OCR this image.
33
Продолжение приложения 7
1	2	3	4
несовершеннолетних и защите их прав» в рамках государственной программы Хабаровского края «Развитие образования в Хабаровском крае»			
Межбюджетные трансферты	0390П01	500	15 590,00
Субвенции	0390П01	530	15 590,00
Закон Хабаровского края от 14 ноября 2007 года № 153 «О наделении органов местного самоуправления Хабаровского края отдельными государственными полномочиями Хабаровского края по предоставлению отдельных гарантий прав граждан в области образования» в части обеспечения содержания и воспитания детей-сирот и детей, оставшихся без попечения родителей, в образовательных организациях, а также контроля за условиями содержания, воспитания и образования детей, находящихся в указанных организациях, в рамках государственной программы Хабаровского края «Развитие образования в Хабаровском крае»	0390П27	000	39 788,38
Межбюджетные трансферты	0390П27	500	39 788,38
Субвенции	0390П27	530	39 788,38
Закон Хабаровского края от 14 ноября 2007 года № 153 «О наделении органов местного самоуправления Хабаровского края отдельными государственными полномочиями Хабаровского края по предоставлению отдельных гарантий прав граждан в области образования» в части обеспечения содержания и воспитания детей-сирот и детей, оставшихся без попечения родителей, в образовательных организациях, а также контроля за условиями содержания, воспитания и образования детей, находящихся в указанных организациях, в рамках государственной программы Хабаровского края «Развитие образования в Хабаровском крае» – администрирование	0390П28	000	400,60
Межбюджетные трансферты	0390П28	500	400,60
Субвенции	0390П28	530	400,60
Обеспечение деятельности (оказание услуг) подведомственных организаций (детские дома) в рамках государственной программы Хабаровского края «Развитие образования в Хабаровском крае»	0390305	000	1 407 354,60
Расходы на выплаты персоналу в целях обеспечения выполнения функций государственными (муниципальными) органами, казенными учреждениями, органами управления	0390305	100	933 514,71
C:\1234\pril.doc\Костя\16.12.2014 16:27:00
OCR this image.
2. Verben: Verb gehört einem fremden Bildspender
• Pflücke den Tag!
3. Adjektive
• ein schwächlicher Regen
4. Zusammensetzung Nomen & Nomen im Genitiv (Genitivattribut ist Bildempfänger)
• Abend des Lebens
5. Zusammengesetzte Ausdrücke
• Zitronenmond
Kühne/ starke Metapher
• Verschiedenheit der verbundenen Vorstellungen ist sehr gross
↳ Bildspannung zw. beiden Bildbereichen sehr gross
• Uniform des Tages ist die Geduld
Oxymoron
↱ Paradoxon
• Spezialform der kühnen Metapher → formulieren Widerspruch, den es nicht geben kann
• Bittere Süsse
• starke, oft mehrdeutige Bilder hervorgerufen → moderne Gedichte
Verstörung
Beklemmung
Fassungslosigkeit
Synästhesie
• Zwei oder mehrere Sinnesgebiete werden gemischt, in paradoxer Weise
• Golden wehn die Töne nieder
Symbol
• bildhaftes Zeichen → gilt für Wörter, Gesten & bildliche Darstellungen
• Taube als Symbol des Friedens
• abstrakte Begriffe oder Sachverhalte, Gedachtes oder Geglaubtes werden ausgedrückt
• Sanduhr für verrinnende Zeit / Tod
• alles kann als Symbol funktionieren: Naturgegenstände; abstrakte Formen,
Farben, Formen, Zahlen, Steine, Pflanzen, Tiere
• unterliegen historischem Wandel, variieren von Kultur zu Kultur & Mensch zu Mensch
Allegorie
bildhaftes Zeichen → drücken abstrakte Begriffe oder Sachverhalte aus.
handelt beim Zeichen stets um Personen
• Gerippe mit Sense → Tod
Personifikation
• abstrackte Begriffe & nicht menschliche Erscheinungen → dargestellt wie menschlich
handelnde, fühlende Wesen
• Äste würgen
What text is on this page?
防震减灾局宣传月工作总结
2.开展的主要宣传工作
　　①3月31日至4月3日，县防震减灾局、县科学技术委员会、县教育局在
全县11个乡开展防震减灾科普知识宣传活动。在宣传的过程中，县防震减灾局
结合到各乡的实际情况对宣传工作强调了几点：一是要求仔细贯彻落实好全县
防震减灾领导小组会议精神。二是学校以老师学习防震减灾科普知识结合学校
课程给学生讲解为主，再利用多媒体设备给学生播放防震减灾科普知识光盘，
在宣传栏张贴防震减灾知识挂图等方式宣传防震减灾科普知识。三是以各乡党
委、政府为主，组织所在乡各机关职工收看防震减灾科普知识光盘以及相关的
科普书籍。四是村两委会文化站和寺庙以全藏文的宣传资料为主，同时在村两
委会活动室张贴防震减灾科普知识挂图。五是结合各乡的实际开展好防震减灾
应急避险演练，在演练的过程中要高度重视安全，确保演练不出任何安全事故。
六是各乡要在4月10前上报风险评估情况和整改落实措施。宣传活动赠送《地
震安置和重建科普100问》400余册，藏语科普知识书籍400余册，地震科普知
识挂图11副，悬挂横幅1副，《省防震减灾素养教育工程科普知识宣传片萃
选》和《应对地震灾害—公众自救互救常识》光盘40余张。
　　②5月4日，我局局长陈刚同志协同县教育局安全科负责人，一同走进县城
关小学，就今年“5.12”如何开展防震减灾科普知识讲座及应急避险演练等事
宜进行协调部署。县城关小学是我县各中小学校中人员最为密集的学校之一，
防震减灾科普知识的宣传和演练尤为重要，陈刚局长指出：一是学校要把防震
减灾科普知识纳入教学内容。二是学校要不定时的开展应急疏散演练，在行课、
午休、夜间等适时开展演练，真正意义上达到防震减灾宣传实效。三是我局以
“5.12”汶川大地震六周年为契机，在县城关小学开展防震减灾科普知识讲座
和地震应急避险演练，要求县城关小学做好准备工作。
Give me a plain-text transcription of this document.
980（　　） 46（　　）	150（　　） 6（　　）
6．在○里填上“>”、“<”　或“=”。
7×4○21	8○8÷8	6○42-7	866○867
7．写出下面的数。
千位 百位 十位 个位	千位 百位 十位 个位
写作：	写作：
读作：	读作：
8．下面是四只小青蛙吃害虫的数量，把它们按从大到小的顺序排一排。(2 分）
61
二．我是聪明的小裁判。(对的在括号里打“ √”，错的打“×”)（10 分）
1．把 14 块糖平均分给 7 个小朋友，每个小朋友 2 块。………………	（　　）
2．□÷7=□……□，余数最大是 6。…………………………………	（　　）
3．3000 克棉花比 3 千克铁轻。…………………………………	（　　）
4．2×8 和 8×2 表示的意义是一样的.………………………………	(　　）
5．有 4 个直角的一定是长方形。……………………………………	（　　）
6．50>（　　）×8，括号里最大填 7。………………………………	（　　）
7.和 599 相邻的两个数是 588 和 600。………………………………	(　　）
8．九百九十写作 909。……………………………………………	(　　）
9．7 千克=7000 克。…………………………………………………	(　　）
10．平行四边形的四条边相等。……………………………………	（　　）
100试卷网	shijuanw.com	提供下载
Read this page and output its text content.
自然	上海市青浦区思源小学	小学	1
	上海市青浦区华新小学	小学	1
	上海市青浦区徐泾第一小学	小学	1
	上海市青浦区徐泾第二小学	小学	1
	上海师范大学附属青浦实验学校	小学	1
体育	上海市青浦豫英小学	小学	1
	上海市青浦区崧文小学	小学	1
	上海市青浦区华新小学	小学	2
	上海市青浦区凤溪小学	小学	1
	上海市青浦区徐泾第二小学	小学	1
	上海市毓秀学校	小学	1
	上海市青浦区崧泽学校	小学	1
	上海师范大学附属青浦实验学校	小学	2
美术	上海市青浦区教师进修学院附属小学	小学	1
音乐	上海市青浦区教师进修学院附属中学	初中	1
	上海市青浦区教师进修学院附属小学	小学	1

☆ ☆ ☆ ☆ ☆

== The task ==
Write out all records exactly, keeping every detail.

== Result of this task ==
OCR this image.
33
Продолжение приложения 7
1	2	3	4
несовершеннолетних и защите их прав» в рамках государственной программы Хабаровского края «Развитие образования в Хабаровском крае»			
Межбюджетные трансферты	0390П01	500	15 590,00
Субвенции	0390П01	530	15 590,00
Закон Хабаровского края от 14 ноября 2007 года № 153 «О наделении органов местного самоуправления Хабаровского края отдельными государственными полномочиями Хабаровского края по предоставлению отдельных гарантий прав граждан в области образования» в части обеспечения содержания и воспитания детей-сирот и детей, оставшихся без попечения родителей, в образовательных организациях, а также контроля за условиями содержания, воспитания и образования детей, находящихся в указанных организациях, в рамках государственной программы Хабаровского края «Развитие образования в Хабаровском крае»	0390П27	000	39 788,38
Межбюджетные трансферты	0390П27	500	39 788,38
Субвенции	0390П27	530	39 788,38
Закон Хабаровского края от 14 ноября 2007 года № 153 «О наделении органов местного самоуправления Хабаровского края отдельными государственными полномочиями Хабаровского края по предоставлению отдельных гарантий прав граждан в области образования» в части обеспечения содержания и воспитания детей-сирот и детей, оставшихся без попечения родителей, в образовательных организациях, а также контроля за условиями содержания, воспитания и образования детей, находящихся в указанных организациях, в рамках государственной программы Хабаровского края «Развитие образования в Хабаровском крае» – администрирование	0390П28	000	400,60
Межбюджетные трансферты	0390П28	500	400,60
Субвенции	0390П28	530	400,60
Обеспечение деятельности (оказание услуг) подведомственных организаций (детские дома) в рамках государственной программы Хабаровского края «Развитие образования в Хабаровском крае»	0390305	000	1 407 354,60
Расходы на выплаты персоналу в целях обеспечения выполнения функций государственными (муниципальными) органами, казенными учреждениями, органами управления	0390305	100	933 514,71
C:\1234\pril.doc\Костя\16.12.2014 16:27:00
OCR this image.
2. Verben: Verb gehört einem fremden Bildspender
• Pflücke den Tag!
3. Adjektive
• ein schwächlicher Regen
4. Zusammensetzung Nomen & Nomen im Genitiv (Genitivattribut ist Bildempfänger)
• Abend des Lebens
5. Zusammengesetzte Ausdrücke
• Zitronenmond
Kühne/ starke Metapher
• Verschiedenheit der verbundenen Vorstellungen ist sehr gross
↳ Bildspannung zw. beiden Bildbereichen sehr gross
• Uniform des Tages ist die Geduld
Oxymoron
↱ Paradoxon
• Spezialform der kühnen Metapher → formulieren Widerspruch, den es nicht geben kann
• Bittere Süsse
• starke, oft mehrdeutige Bilder hervorgerufen → moderne Gedichte
Verstörung
Beklemmung
Fassungslosigkeit
Synästhesie
• Zwei oder mehrere Sinnesgebiete werden gemischt, in paradoxer Weise
• Golden wehn die Töne nieder
Symbol
• bildhaftes Zeichen → gilt für Wörter, Gesten & bildliche Darstellungen
• Taube als Symbol des Friedens
• abstrakte Begriffe oder Sachverhalte, Gedachtes oder Geglaubtes werden ausgedrückt
• Sanduhr für verrinnende Zeit / Tod
• alles kann als Symbol funktionieren: Naturgegenstände; abstrakte Formen,
Farben, Formen, Zahlen, Steine, Pflanzen, Tiere
• unterliegen historischem Wandel, variieren von Kultur zu Kultur & Mensch zu Mensch
Allegorie
bildhaftes Zeichen → drücken abstrakte Begriffe oder Sachverhalte aus.
handelt beim Zeichen stets um Personen
• Gerippe mit Sense → Tod
Personifikation
• abstrackte Begriffe & nicht menschliche Erscheinungen → dargestellt wie menschlich
handelnde, fühlende Wesen
• Äste würgen
What text is on this page?
防震减灾局宣传月工作总结
2.开展的主要宣传工作
　　①3月31日至4月3日，县防震减灾局、县科学技术委员会、县教育局在
全县11个乡开展防震减灾科普知识宣传活动。在宣传的过程中，县防震减灾局
结合到各乡的实际情况对宣传工作强调了几点：一是要求仔细贯彻落实好全县
防震减灾领导小组会议精神。二是学校以老师学习防震减灾科普知识结合学校
课程给学生讲解为主，再利用多媒体设备给学生播放防震减灾科普知识光盘，
在宣传栏张贴防震减灾知识挂图等方式宣传防震减灾科普知识。三是以各乡党
委、政府为主，组织所在乡各机关职工收看防震减灾科普知识光盘以及相关的
科普书籍。四是村两委会文化站和寺庙以全藏文的宣传资料为主，同时在村两
委会活动室张贴防震减灾科普知识挂图。五是结合各乡的实际开展好防震减灾
应急避险演练，在演练的过程中要高度重视安全，确保演练不出任何安全事故。
六是各乡要在4月10前上报风险评估情况和整改落实措施。宣传活动赠送《地
震安置和重建科普100问》400余册，藏语科普知识书籍400余册，地震科普知
识挂图11副，悬挂横幅1副，《省防震减灾素养教育工程科普知识宣传片萃
选》和《应对地震灾害—公众自救互救常识》光盘40余张。
　　②5月4日，我局局长陈刚同志协同县教育局安全科负责人，一同走进县城
关小学，就今年“5.12”如何开展防震减灾科普知识讲座及应急避险演练等事
宜进行协调部署。县城关小学是我县各中小学校中人员最为密集的学校之一，
防震减灾科普知识的宣传和演练尤为重要，陈刚局长指出：一是学校要把防震
减灾科普知识纳入教学内容。二是学校要不定时的开展应急疏散演练，在行课、
午休、夜间等适时开展演练，真正意义上达到防震减灾宣传实效。三是我局以
“5.12”汶川大地震六周年为契机，在县城关小学开展防震减灾科普知识讲座
和地震应急避险演练，要求县城关小学做好准备工作。
Give me a plain-text transcription of this document.
980（　　） 46（　　）	150（　　） 6（　　）
6．在○里填上“>”、“<”　或“=”。
7×4○21	8○8÷8	6○42-7	866○867
7．写出下面的数。
千位 百位 十位 个位	千位 百位 十位 个位
写作：	写作：
读作：	读作：
8．下面是四只小青蛙吃害虫的数量，把它们按从大到小的顺序排一排。(2 分）
61
二．我是聪明的小裁判。(对的在括号里打“ √”，错的打“×”)（10 分）
1．把 14 块糖平均分给 7 个小朋友，每个小朋友 2 块。………………	（　　）
2．□÷7=□……□，余数最大是 6。…………………………………	（　　）
3．3000 克棉花比 3 千克铁轻。…………………………………	（　　）
4．2×8 和 8×2 表示的意义是一样的.………………………………	(　　）
5．有 4 个直角的一定是长方形。……………………………………	（　　）
6．50>（　　）×8，括号里最大填 7。………………………………	（　　）
7.和 599 相邻的两个数是 588 和 600。………………………………	(　　）
8．九百九十写作 909。……………………………………………	(　　）
9．7 千克=7000 克。…………………………………………………	(　　）
10．平行四边形的四条边相等。……………………………………	（　　）
100试卷网	shijuanw.com	提供下载
Read this page and output its text content.
自然	上海市青浦区思源小学	小学	1
	上海市青浦区华新小学	小学	1
	上海市青浦区徐泾第一小学	小学	1
	上海市青浦区徐泾第二小学	小学	1
	上海师范大学附属青浦实验学校	小学	1
体育	上海市青浦豫英小学	小学	1
	上海市青浦区崧文小学	小学	1
	上海市青浦区华新小学	小学	2
	上海市青浦区凤溪小学	小学	1
	上海市青浦区徐泾第二小学	小学	1
	上海市毓秀学校	小学	1
	上海市青浦区崧泽学校	小学	1
	上海师范大学附属青浦实验学校	小学	2
美术	上海市青浦区教师进修学院附属小学	小学	1
音乐	上海市青浦区教师进修学院附属中学	初中	1
	上海市青浦区教师进修学院附属小学	小学	1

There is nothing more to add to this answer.